• [What to work on] Reproduce each of the lines below verbatim, leaving out any pictures.

_ _ _ _

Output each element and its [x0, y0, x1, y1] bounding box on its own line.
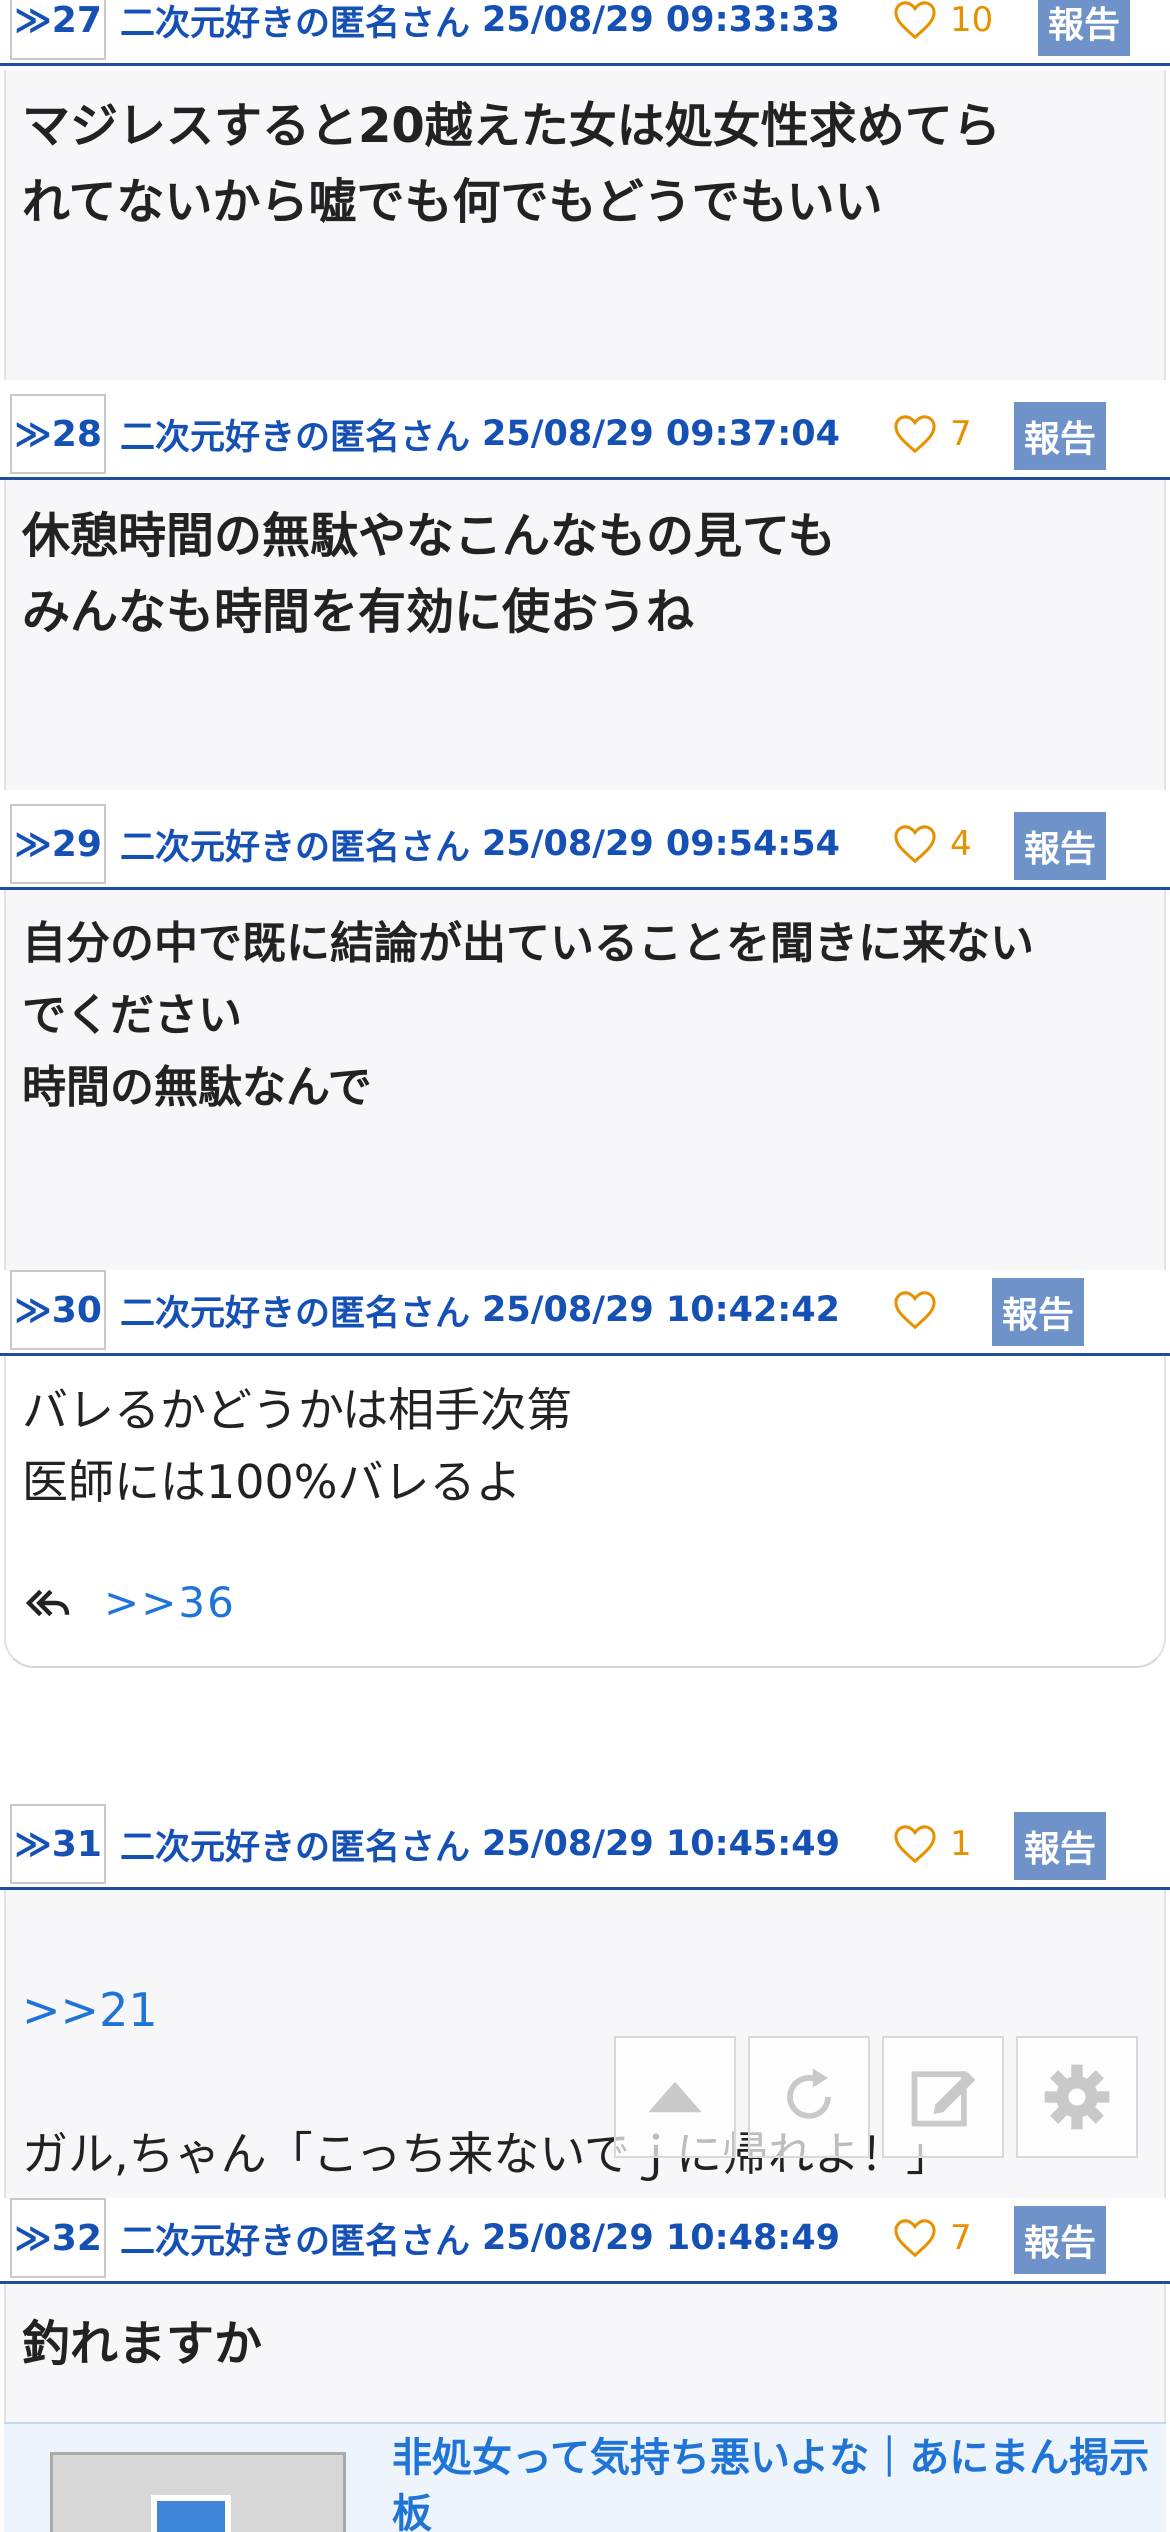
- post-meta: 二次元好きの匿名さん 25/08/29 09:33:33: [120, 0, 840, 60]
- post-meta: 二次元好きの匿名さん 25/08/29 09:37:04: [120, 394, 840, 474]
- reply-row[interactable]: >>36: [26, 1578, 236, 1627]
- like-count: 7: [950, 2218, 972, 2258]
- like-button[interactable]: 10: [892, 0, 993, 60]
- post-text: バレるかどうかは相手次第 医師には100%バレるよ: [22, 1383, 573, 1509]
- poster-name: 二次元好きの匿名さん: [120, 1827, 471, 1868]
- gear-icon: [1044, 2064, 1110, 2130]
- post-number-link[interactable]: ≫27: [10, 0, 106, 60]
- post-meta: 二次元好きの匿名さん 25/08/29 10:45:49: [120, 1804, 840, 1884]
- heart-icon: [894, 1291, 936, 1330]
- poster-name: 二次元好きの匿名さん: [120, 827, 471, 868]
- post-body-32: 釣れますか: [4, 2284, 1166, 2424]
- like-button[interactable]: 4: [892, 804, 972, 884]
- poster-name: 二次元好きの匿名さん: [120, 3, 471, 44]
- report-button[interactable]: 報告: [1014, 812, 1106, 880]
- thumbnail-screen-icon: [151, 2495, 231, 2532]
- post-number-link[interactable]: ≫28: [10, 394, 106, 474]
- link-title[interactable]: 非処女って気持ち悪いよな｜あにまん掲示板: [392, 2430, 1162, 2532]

_ _ _ _

• [Expected output]
Output each element and its [x0, y0, x1, y1] bounding box on its own line.
- post-meta: 二次元好きの匿名さん 25/08/29 09:33:33: [120, 0, 840, 60]
- post-meta: 二次元好きの匿名さん 25/08/29 09:37:04: [120, 394, 840, 474]
- reply-row[interactable]: >>36: [26, 1578, 236, 1627]
- like-count: 7: [950, 2218, 972, 2258]
- like-button[interactable]: 10: [892, 0, 993, 60]
- post-text: バレるかどうかは相手次第 医師には100%バレるよ: [22, 1383, 573, 1509]
- poster-name: 二次元好きの匿名さん: [120, 1827, 471, 1868]
- gear-icon: [1044, 2064, 1110, 2130]
- post-number-link[interactable]: ≫27: [10, 0, 106, 60]
- post-meta: 二次元好きの匿名さん 25/08/29 10:45:49: [120, 1804, 840, 1884]
- heart-icon: [894, 1291, 936, 1330]
- poster-name: 二次元好きの匿名さん: [120, 827, 471, 868]
- post-body-32: 釣れますか: [4, 2284, 1166, 2424]
- like-button[interactable]: 4: [892, 804, 972, 884]
- poster-name: 二次元好きの匿名さん: [120, 3, 471, 44]
- report-button[interactable]: 報告: [1014, 812, 1106, 880]
- thumbnail-screen-icon: [151, 2495, 231, 2532]
- post-number-link[interactable]: ≫28: [10, 394, 106, 474]
- link-title[interactable]: 非処女って気持ち悪いよな｜あにまん掲示板: [392, 2430, 1162, 2532]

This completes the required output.